What is required: Pictures stay out of your copy, but everything else in the records below must be repeated exactly.

Data to use:
---

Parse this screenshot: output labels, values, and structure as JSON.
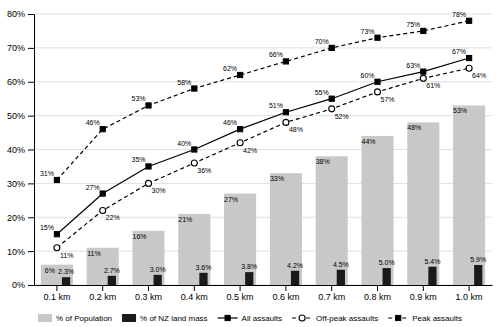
{
  "chart_data": {
    "type": "bar",
    "categories": [
      "0.1 km",
      "0.2 km",
      "0.3 km",
      "0.4 km",
      "0.5 km",
      "0.6 km",
      "0.7 km",
      "0.8 km",
      "0.9 km",
      "1.0 km"
    ],
    "series": [
      {
        "name": "% of Population",
        "type": "bar",
        "color": "#c8c8c8",
        "values": [
          6,
          11,
          16,
          21,
          27,
          33,
          38,
          44,
          48,
          53
        ],
        "value_labels": [
          "6%",
          "11%",
          "16%",
          "21%",
          "27%",
          "33%",
          "38%",
          "44%",
          "48%",
          "53%"
        ]
      },
      {
        "name": "% of NZ land mass",
        "type": "bar",
        "color": "#1a1a1a",
        "values": [
          2.3,
          2.7,
          3.0,
          3.6,
          3.8,
          4.2,
          4.5,
          5.0,
          5.4,
          5.9
        ],
        "value_labels": [
          "2.3%",
          "2.7%",
          "3.0%",
          "3.6%",
          "3.8%",
          "4.2%",
          "4.5%",
          "5.0%",
          "5.4%",
          "5.9%"
        ]
      },
      {
        "name": "All assaults",
        "type": "line",
        "color": "#000000",
        "marker": "square",
        "line_style": "solid",
        "values": [
          15,
          27,
          35,
          40,
          46,
          51,
          55,
          60,
          63,
          67
        ],
        "value_labels": [
          "15%",
          "27%",
          "35%",
          "40%",
          "46%",
          "51%",
          "55%",
          "60%",
          "63%",
          "67%"
        ]
      },
      {
        "name": "Off-peak assaults",
        "type": "line",
        "color": "#000000",
        "marker": "circle",
        "line_style": "dashed",
        "values": [
          11,
          22,
          30,
          36,
          42,
          48,
          52,
          57,
          61,
          64
        ],
        "value_labels": [
          "11%",
          "22%",
          "30%",
          "36%",
          "42%",
          "48%",
          "52%",
          "57%",
          "61%",
          "64%"
        ]
      },
      {
        "name": "Peak assaults",
        "type": "line",
        "color": "#000000",
        "marker": "square",
        "line_style": "dashed",
        "values": [
          31,
          46,
          53,
          58,
          62,
          66,
          70,
          73,
          75,
          78
        ],
        "value_labels": [
          "31%",
          "46%",
          "53%",
          "58%",
          "62%",
          "66%",
          "70%",
          "73%",
          "75%",
          "78%"
        ]
      }
    ],
    "ylim": [
      0,
      80
    ],
    "yticks": [
      {
        "value": 0,
        "label": "0%"
      },
      {
        "value": 10,
        "label": "10%"
      },
      {
        "value": 20,
        "label": "20%"
      },
      {
        "value": 30,
        "label": "30%"
      },
      {
        "value": 40,
        "label": "40%"
      },
      {
        "value": 50,
        "label": "50%"
      },
      {
        "value": 60,
        "label": "60%"
      },
      {
        "value": 70,
        "label": "70%"
      },
      {
        "value": 80,
        "label": "80%"
      }
    ],
    "grid": true,
    "legend": "bottom",
    "data_labels": true
  }
}
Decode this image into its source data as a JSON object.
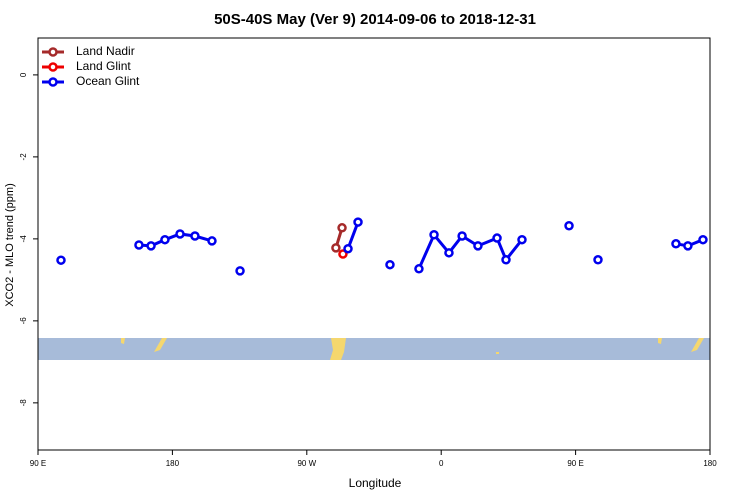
{
  "chart_data": {
    "type": "line",
    "title": "50S-40S May (Ver 9)   2014-09-06 to 2018-12-31",
    "x_label": "Longitude",
    "y_label": "XCO2 - MLO trend (ppm)",
    "xlim": [
      90,
      540
    ],
    "xticks": [
      {
        "value": 90,
        "label": "90 E"
      },
      {
        "value": 180,
        "label": "180"
      },
      {
        "value": 270,
        "label": "90 W"
      },
      {
        "value": 360,
        "label": "0"
      },
      {
        "value": 450,
        "label": "90 E"
      },
      {
        "value": 540,
        "label": "180"
      }
    ],
    "ylim": [
      -9.15,
      0.9
    ],
    "yticks": [
      0,
      -2,
      -4,
      -6,
      -8
    ],
    "legend": "top-left",
    "series": [
      {
        "name": "Land Nadir",
        "color": "#a52a2a",
        "x": [
          289.5,
          293.6
        ],
        "values": [
          -4.22,
          -3.73
        ]
      },
      {
        "name": "Land Glint",
        "color": "#ee0000",
        "x": [
          294.2
        ],
        "values": [
          -4.37
        ]
      },
      {
        "name": "Ocean Glint",
        "color": "#0000ee",
        "x": [
          105.4,
          null,
          157.6,
          165.7,
          175.0,
          185.1,
          195.1,
          206.5,
          null,
          225.3,
          null,
          297.6,
          304.3,
          null,
          325.7,
          null,
          345.1,
          355.2,
          365.2,
          374.0,
          384.6,
          397.4,
          403.4,
          414.1,
          null,
          445.6,
          null,
          465.0,
          null,
          517.2,
          525.2,
          535.3
        ],
        "values": [
          -4.52,
          null,
          -4.15,
          -4.17,
          -4.02,
          -3.88,
          -3.93,
          -4.05,
          null,
          -4.78,
          null,
          -4.24,
          -3.59,
          null,
          -4.63,
          null,
          -4.73,
          -3.9,
          -4.34,
          -3.93,
          -4.17,
          -3.98,
          -4.51,
          -4.02,
          null,
          -3.68,
          null,
          -4.51,
          null,
          -4.12,
          -4.17,
          -4.02
        ]
      }
    ]
  }
}
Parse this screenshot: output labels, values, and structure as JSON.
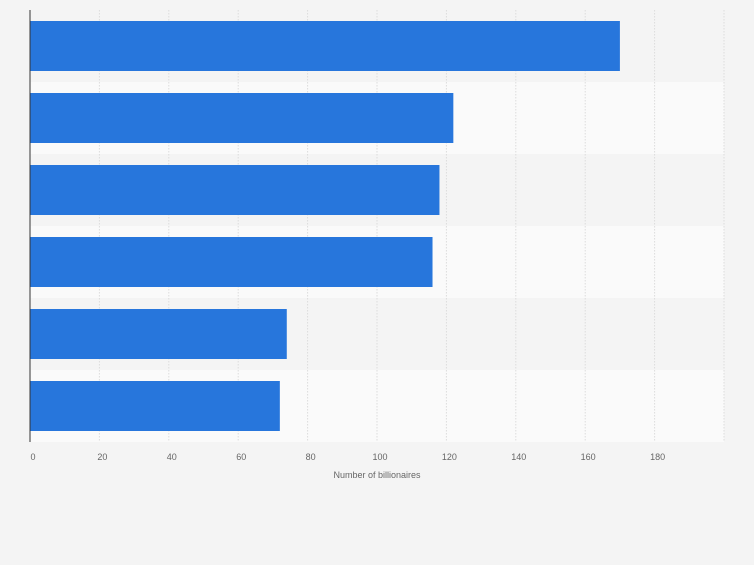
{
  "chart_data": {
    "type": "bar",
    "orientation": "horizontal",
    "categories": [
      "",
      "",
      "",
      "",
      "",
      ""
    ],
    "values": [
      170,
      122,
      118,
      116,
      74,
      72
    ],
    "title": "",
    "xlabel": "Number of billionaires",
    "ylabel": "",
    "xlim": [
      0,
      200
    ],
    "xticks": [
      0,
      20,
      40,
      60,
      80,
      100,
      120,
      140,
      160,
      180
    ],
    "grid": true,
    "bar_color": "#2776dc",
    "band_colors": [
      "#f4f4f4",
      "#fafafa"
    ]
  }
}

---

Response:
Parse this screenshot: output labels, values, and structure as JSON.
{
  "chart_data": {
    "type": "bar",
    "categories": [
      "0.1 km",
      "0.2 km",
      "0.3 km",
      "0.4 km",
      "0.5 km",
      "0.6 km",
      "0.7 km",
      "0.8 km",
      "0.9 km",
      "1.0 km"
    ],
    "series": [
      {
        "name": "% of Population",
        "type": "bar",
        "color": "#c8c8c8",
        "values": [
          6,
          11,
          16,
          21,
          27,
          33,
          38,
          44,
          48,
          53
        ],
        "value_labels": [
          "6%",
          "11%",
          "16%",
          "21%",
          "27%",
          "33%",
          "38%",
          "44%",
          "48%",
          "53%"
        ]
      },
      {
        "name": "% of NZ land mass",
        "type": "bar",
        "color": "#1a1a1a",
        "values": [
          2.3,
          2.7,
          3.0,
          3.6,
          3.8,
          4.2,
          4.5,
          5.0,
          5.4,
          5.9
        ],
        "value_labels": [
          "2.3%",
          "2.7%",
          "3.0%",
          "3.6%",
          "3.8%",
          "4.2%",
          "4.5%",
          "5.0%",
          "5.4%",
          "5.9%"
        ]
      },
      {
        "name": "All assaults",
        "type": "line",
        "color": "#000000",
        "marker": "square",
        "line_style": "solid",
        "values": [
          15,
          27,
          35,
          40,
          46,
          51,
          55,
          60,
          63,
          67
        ],
        "value_labels": [
          "15%",
          "27%",
          "35%",
          "40%",
          "46%",
          "51%",
          "55%",
          "60%",
          "63%",
          "67%"
        ]
      },
      {
        "name": "Off-peak assaults",
        "type": "line",
        "color": "#000000",
        "marker": "circle",
        "line_style": "dashed",
        "values": [
          11,
          22,
          30,
          36,
          42,
          48,
          52,
          57,
          61,
          64
        ],
        "value_labels": [
          "11%",
          "22%",
          "30%",
          "36%",
          "42%",
          "48%",
          "52%",
          "57%",
          "61%",
          "64%"
        ]
      },
      {
        "name": "Peak assaults",
        "type": "line",
        "color": "#000000",
        "marker": "square",
        "line_style": "dashed",
        "values": [
          31,
          46,
          53,
          58,
          62,
          66,
          70,
          73,
          75,
          78
        ],
        "value_labels": [
          "31%",
          "46%",
          "53%",
          "58%",
          "62%",
          "66%",
          "70%",
          "73%",
          "75%",
          "78%"
        ]
      }
    ],
    "ylim": [
      0,
      80
    ],
    "yticks": [
      {
        "value": 0,
        "label": "0%"
      },
      {
        "value": 10,
        "label": "10%"
      },
      {
        "value": 20,
        "label": "20%"
      },
      {
        "value": 30,
        "label": "30%"
      },
      {
        "value": 40,
        "label": "40%"
      },
      {
        "value": 50,
        "label": "50%"
      },
      {
        "value": 60,
        "label": "60%"
      },
      {
        "value": 70,
        "label": "70%"
      },
      {
        "value": 80,
        "label": "80%"
      }
    ],
    "grid": true,
    "legend": "bottom",
    "data_labels": true
  }
}
Decode this image into its source data as a JSON object.
{
  "chart_data": {
    "type": "line",
    "title": "50S-40S May (Ver 9)   2014-09-06 to 2018-12-31",
    "x_label": "Longitude",
    "y_label": "XCO2 - MLO trend (ppm)",
    "xlim": [
      90,
      540
    ],
    "xticks": [
      {
        "value": 90,
        "label": "90 E"
      },
      {
        "value": 180,
        "label": "180"
      },
      {
        "value": 270,
        "label": "90 W"
      },
      {
        "value": 360,
        "label": "0"
      },
      {
        "value": 450,
        "label": "90 E"
      },
      {
        "value": 540,
        "label": "180"
      }
    ],
    "ylim": [
      -9.15,
      0.9
    ],
    "yticks": [
      0,
      -2,
      -4,
      -6,
      -8
    ],
    "legend": "top-left",
    "series": [
      {
        "name": "Land Nadir",
        "color": "#a52a2a",
        "x": [
          289.5,
          293.6
        ],
        "values": [
          -4.22,
          -3.73
        ]
      },
      {
        "name": "Land Glint",
        "color": "#ee0000",
        "x": [
          294.2
        ],
        "values": [
          -4.37
        ]
      },
      {
        "name": "Ocean Glint",
        "color": "#0000ee",
        "x": [
          105.4,
          null,
          157.6,
          165.7,
          175.0,
          185.1,
          195.1,
          206.5,
          null,
          225.3,
          null,
          297.6,
          304.3,
          null,
          325.7,
          null,
          345.1,
          355.2,
          365.2,
          374.0,
          384.6,
          397.4,
          403.4,
          414.1,
          null,
          445.6,
          null,
          465.0,
          null,
          517.2,
          525.2,
          535.3
        ],
        "values": [
          -4.52,
          null,
          -4.15,
          -4.17,
          -4.02,
          -3.88,
          -3.93,
          -4.05,
          null,
          -4.78,
          null,
          -4.24,
          -3.59,
          null,
          -4.63,
          null,
          -4.73,
          -3.9,
          -4.34,
          -3.93,
          -4.17,
          -3.98,
          -4.51,
          -4.02,
          null,
          -3.68,
          null,
          -4.51,
          null,
          -4.12,
          -4.17,
          -4.02
        ]
      }
    ]
  }
}
Parse this screenshot: output labels, values, and structure as JSON.
{
  "chart_data": {
    "type": "bar",
    "orientation": "horizontal",
    "categories": [
      "",
      "",
      "",
      "",
      "",
      ""
    ],
    "values": [
      170,
      122,
      118,
      116,
      74,
      72
    ],
    "title": "",
    "xlabel": "Number of billionaires",
    "ylabel": "",
    "xlim": [
      0,
      200
    ],
    "xticks": [
      0,
      20,
      40,
      60,
      80,
      100,
      120,
      140,
      160,
      180
    ],
    "grid": true,
    "bar_color": "#2776dc",
    "band_colors": [
      "#f4f4f4",
      "#fafafa"
    ]
  }
}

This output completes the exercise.